What is required —
Omit the images, then output each of the records below exactly.

Figure contents as structured data —
* * *

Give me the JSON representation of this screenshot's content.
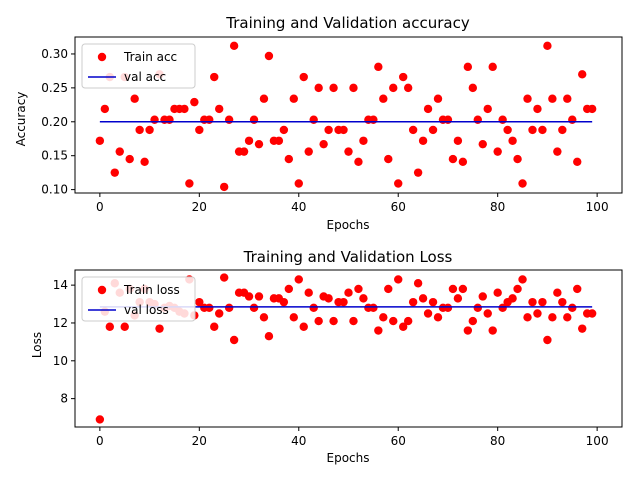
{
  "chart_data": [
    {
      "type": "scatter",
      "title": "Training and Validation accuracy",
      "xlabel": "Epochs",
      "ylabel": "Accuracy",
      "xlim": [
        -5,
        105
      ],
      "ylim": [
        0.095,
        0.325
      ],
      "xticks": [
        0,
        20,
        40,
        60,
        80,
        100
      ],
      "yticks": [
        0.1,
        0.15,
        0.2,
        0.25,
        0.3
      ],
      "yticks_labels": [
        "0.10",
        "0.15",
        "0.20",
        "0.25",
        "0.30"
      ],
      "legend_position": "top-left",
      "series": [
        {
          "name": "Train acc",
          "kind": "scatter",
          "color": "#ff0000",
          "x": [
            0,
            1,
            2,
            3,
            4,
            5,
            6,
            7,
            8,
            9,
            10,
            11,
            12,
            13,
            14,
            15,
            16,
            17,
            18,
            19,
            20,
            21,
            22,
            23,
            24,
            25,
            26,
            27,
            28,
            29,
            30,
            31,
            32,
            33,
            34,
            35,
            36,
            37,
            38,
            39,
            40,
            41,
            42,
            43,
            44,
            45,
            46,
            47,
            48,
            49,
            50,
            51,
            52,
            53,
            54,
            55,
            56,
            57,
            58,
            59,
            60,
            61,
            62,
            63,
            64,
            65,
            66,
            67,
            68,
            69,
            70,
            71,
            72,
            73,
            74,
            75,
            76,
            77,
            78,
            79,
            80,
            81,
            82,
            83,
            84,
            85,
            86,
            87,
            88,
            89,
            90,
            91,
            92,
            93,
            94,
            95,
            96,
            97,
            98,
            99
          ],
          "y": [
            0.172,
            0.219,
            0.266,
            0.125,
            0.156,
            0.266,
            0.145,
            0.234,
            0.188,
            0.141,
            0.188,
            0.203,
            0.27,
            0.203,
            0.203,
            0.219,
            0.219,
            0.219,
            0.109,
            0.229,
            0.188,
            0.203,
            0.203,
            0.266,
            0.219,
            0.104,
            0.203,
            0.312,
            0.156,
            0.156,
            0.172,
            0.203,
            0.167,
            0.234,
            0.297,
            0.172,
            0.172,
            0.188,
            0.145,
            0.234,
            0.109,
            0.266,
            0.156,
            0.203,
            0.25,
            0.167,
            0.188,
            0.25,
            0.188,
            0.188,
            0.156,
            0.25,
            0.141,
            0.172,
            0.203,
            0.203,
            0.281,
            0.234,
            0.145,
            0.25,
            0.109,
            0.266,
            0.25,
            0.188,
            0.125,
            0.172,
            0.219,
            0.188,
            0.234,
            0.203,
            0.203,
            0.145,
            0.172,
            0.141,
            0.281,
            0.25,
            0.203,
            0.167,
            0.219,
            0.281,
            0.156,
            0.203,
            0.188,
            0.172,
            0.145,
            0.109,
            0.234,
            0.188,
            0.219,
            0.188,
            0.312,
            0.234,
            0.156,
            0.188,
            0.234,
            0.203,
            0.141,
            0.27,
            0.219,
            0.219
          ]
        },
        {
          "name": "val acc",
          "kind": "line",
          "color": "#0000cc",
          "x": [
            0,
            99
          ],
          "y": [
            0.2,
            0.2
          ]
        }
      ]
    },
    {
      "type": "scatter",
      "title": "Training and Validation Loss",
      "xlabel": "Epochs",
      "ylabel": "Loss",
      "xlim": [
        -5,
        105
      ],
      "ylim": [
        6.5,
        14.8
      ],
      "xticks": [
        0,
        20,
        40,
        60,
        80,
        100
      ],
      "yticks": [
        8,
        10,
        12,
        14
      ],
      "yticks_labels": [
        "8",
        "10",
        "12",
        "14"
      ],
      "legend_position": "top-left",
      "series": [
        {
          "name": "Train loss",
          "kind": "scatter",
          "color": "#ff0000",
          "x": [
            0,
            1,
            2,
            3,
            4,
            5,
            6,
            7,
            8,
            9,
            10,
            11,
            12,
            13,
            14,
            15,
            16,
            17,
            18,
            19,
            20,
            21,
            22,
            23,
            24,
            25,
            26,
            27,
            28,
            29,
            30,
            31,
            32,
            33,
            34,
            35,
            36,
            37,
            38,
            39,
            40,
            41,
            42,
            43,
            44,
            45,
            46,
            47,
            48,
            49,
            50,
            51,
            52,
            53,
            54,
            55,
            56,
            57,
            58,
            59,
            60,
            61,
            62,
            63,
            64,
            65,
            66,
            67,
            68,
            69,
            70,
            71,
            72,
            73,
            74,
            75,
            76,
            77,
            78,
            79,
            80,
            81,
            82,
            83,
            84,
            85,
            86,
            87,
            88,
            89,
            90,
            91,
            92,
            93,
            94,
            95,
            96,
            97,
            98,
            99
          ],
          "y": [
            6.9,
            12.6,
            11.8,
            14.1,
            13.6,
            11.8,
            13.8,
            12.4,
            13.1,
            13.8,
            13.1,
            13.0,
            11.7,
            12.8,
            12.9,
            12.8,
            12.6,
            12.5,
            14.3,
            12.4,
            13.1,
            12.8,
            12.8,
            11.8,
            12.5,
            14.4,
            12.8,
            11.1,
            13.6,
            13.6,
            13.4,
            12.8,
            13.4,
            12.3,
            11.3,
            13.3,
            13.3,
            13.1,
            13.8,
            12.3,
            14.3,
            11.8,
            13.6,
            12.8,
            12.1,
            13.4,
            13.3,
            12.1,
            13.1,
            13.1,
            13.6,
            12.1,
            13.8,
            13.3,
            12.8,
            12.8,
            11.6,
            12.3,
            13.8,
            12.1,
            14.3,
            11.8,
            12.1,
            13.1,
            14.1,
            13.3,
            12.5,
            13.1,
            12.3,
            12.8,
            12.8,
            13.8,
            13.3,
            13.8,
            11.6,
            12.1,
            12.8,
            13.4,
            12.5,
            11.6,
            13.6,
            12.8,
            13.1,
            13.3,
            13.8,
            14.3,
            12.3,
            13.1,
            12.5,
            13.1,
            11.1,
            12.3,
            13.6,
            13.1,
            12.3,
            12.8,
            13.8,
            11.7,
            12.5,
            12.5
          ]
        },
        {
          "name": "val loss",
          "kind": "line",
          "color": "#0000cc",
          "x": [
            0,
            99
          ],
          "y": [
            12.85,
            12.85
          ]
        }
      ]
    }
  ]
}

* * *

In response —
Give me the JSON representation of this screenshot's content.
{
  "chart_data": [
    {
      "type": "scatter",
      "title": "Training and Validation accuracy",
      "xlabel": "Epochs",
      "ylabel": "Accuracy",
      "xlim": [
        -5,
        105
      ],
      "ylim": [
        0.095,
        0.325
      ],
      "xticks": [
        0,
        20,
        40,
        60,
        80,
        100
      ],
      "yticks": [
        0.1,
        0.15,
        0.2,
        0.25,
        0.3
      ],
      "yticks_labels": [
        "0.10",
        "0.15",
        "0.20",
        "0.25",
        "0.30"
      ],
      "legend_position": "top-left",
      "series": [
        {
          "name": "Train acc",
          "kind": "scatter",
          "color": "#ff0000",
          "x": [
            0,
            1,
            2,
            3,
            4,
            5,
            6,
            7,
            8,
            9,
            10,
            11,
            12,
            13,
            14,
            15,
            16,
            17,
            18,
            19,
            20,
            21,
            22,
            23,
            24,
            25,
            26,
            27,
            28,
            29,
            30,
            31,
            32,
            33,
            34,
            35,
            36,
            37,
            38,
            39,
            40,
            41,
            42,
            43,
            44,
            45,
            46,
            47,
            48,
            49,
            50,
            51,
            52,
            53,
            54,
            55,
            56,
            57,
            58,
            59,
            60,
            61,
            62,
            63,
            64,
            65,
            66,
            67,
            68,
            69,
            70,
            71,
            72,
            73,
            74,
            75,
            76,
            77,
            78,
            79,
            80,
            81,
            82,
            83,
            84,
            85,
            86,
            87,
            88,
            89,
            90,
            91,
            92,
            93,
            94,
            95,
            96,
            97,
            98,
            99
          ],
          "y": [
            0.172,
            0.219,
            0.266,
            0.125,
            0.156,
            0.266,
            0.145,
            0.234,
            0.188,
            0.141,
            0.188,
            0.203,
            0.27,
            0.203,
            0.203,
            0.219,
            0.219,
            0.219,
            0.109,
            0.229,
            0.188,
            0.203,
            0.203,
            0.266,
            0.219,
            0.104,
            0.203,
            0.312,
            0.156,
            0.156,
            0.172,
            0.203,
            0.167,
            0.234,
            0.297,
            0.172,
            0.172,
            0.188,
            0.145,
            0.234,
            0.109,
            0.266,
            0.156,
            0.203,
            0.25,
            0.167,
            0.188,
            0.25,
            0.188,
            0.188,
            0.156,
            0.25,
            0.141,
            0.172,
            0.203,
            0.203,
            0.281,
            0.234,
            0.145,
            0.25,
            0.109,
            0.266,
            0.25,
            0.188,
            0.125,
            0.172,
            0.219,
            0.188,
            0.234,
            0.203,
            0.203,
            0.145,
            0.172,
            0.141,
            0.281,
            0.25,
            0.203,
            0.167,
            0.219,
            0.281,
            0.156,
            0.203,
            0.188,
            0.172,
            0.145,
            0.109,
            0.234,
            0.188,
            0.219,
            0.188,
            0.312,
            0.234,
            0.156,
            0.188,
            0.234,
            0.203,
            0.141,
            0.27,
            0.219,
            0.219
          ]
        },
        {
          "name": "val acc",
          "kind": "line",
          "color": "#0000cc",
          "x": [
            0,
            99
          ],
          "y": [
            0.2,
            0.2
          ]
        }
      ]
    },
    {
      "type": "scatter",
      "title": "Training and Validation Loss",
      "xlabel": "Epochs",
      "ylabel": "Loss",
      "xlim": [
        -5,
        105
      ],
      "ylim": [
        6.5,
        14.8
      ],
      "xticks": [
        0,
        20,
        40,
        60,
        80,
        100
      ],
      "yticks": [
        8,
        10,
        12,
        14
      ],
      "yticks_labels": [
        "8",
        "10",
        "12",
        "14"
      ],
      "legend_position": "top-left",
      "series": [
        {
          "name": "Train loss",
          "kind": "scatter",
          "color": "#ff0000",
          "x": [
            0,
            1,
            2,
            3,
            4,
            5,
            6,
            7,
            8,
            9,
            10,
            11,
            12,
            13,
            14,
            15,
            16,
            17,
            18,
            19,
            20,
            21,
            22,
            23,
            24,
            25,
            26,
            27,
            28,
            29,
            30,
            31,
            32,
            33,
            34,
            35,
            36,
            37,
            38,
            39,
            40,
            41,
            42,
            43,
            44,
            45,
            46,
            47,
            48,
            49,
            50,
            51,
            52,
            53,
            54,
            55,
            56,
            57,
            58,
            59,
            60,
            61,
            62,
            63,
            64,
            65,
            66,
            67,
            68,
            69,
            70,
            71,
            72,
            73,
            74,
            75,
            76,
            77,
            78,
            79,
            80,
            81,
            82,
            83,
            84,
            85,
            86,
            87,
            88,
            89,
            90,
            91,
            92,
            93,
            94,
            95,
            96,
            97,
            98,
            99
          ],
          "y": [
            6.9,
            12.6,
            11.8,
            14.1,
            13.6,
            11.8,
            13.8,
            12.4,
            13.1,
            13.8,
            13.1,
            13.0,
            11.7,
            12.8,
            12.9,
            12.8,
            12.6,
            12.5,
            14.3,
            12.4,
            13.1,
            12.8,
            12.8,
            11.8,
            12.5,
            14.4,
            12.8,
            11.1,
            13.6,
            13.6,
            13.4,
            12.8,
            13.4,
            12.3,
            11.3,
            13.3,
            13.3,
            13.1,
            13.8,
            12.3,
            14.3,
            11.8,
            13.6,
            12.8,
            12.1,
            13.4,
            13.3,
            12.1,
            13.1,
            13.1,
            13.6,
            12.1,
            13.8,
            13.3,
            12.8,
            12.8,
            11.6,
            12.3,
            13.8,
            12.1,
            14.3,
            11.8,
            12.1,
            13.1,
            14.1,
            13.3,
            12.5,
            13.1,
            12.3,
            12.8,
            12.8,
            13.8,
            13.3,
            13.8,
            11.6,
            12.1,
            12.8,
            13.4,
            12.5,
            11.6,
            13.6,
            12.8,
            13.1,
            13.3,
            13.8,
            14.3,
            12.3,
            13.1,
            12.5,
            13.1,
            11.1,
            12.3,
            13.6,
            13.1,
            12.3,
            12.8,
            13.8,
            11.7,
            12.5,
            12.5
          ]
        },
        {
          "name": "val loss",
          "kind": "line",
          "color": "#0000cc",
          "x": [
            0,
            99
          ],
          "y": [
            12.85,
            12.85
          ]
        }
      ]
    }
  ]
}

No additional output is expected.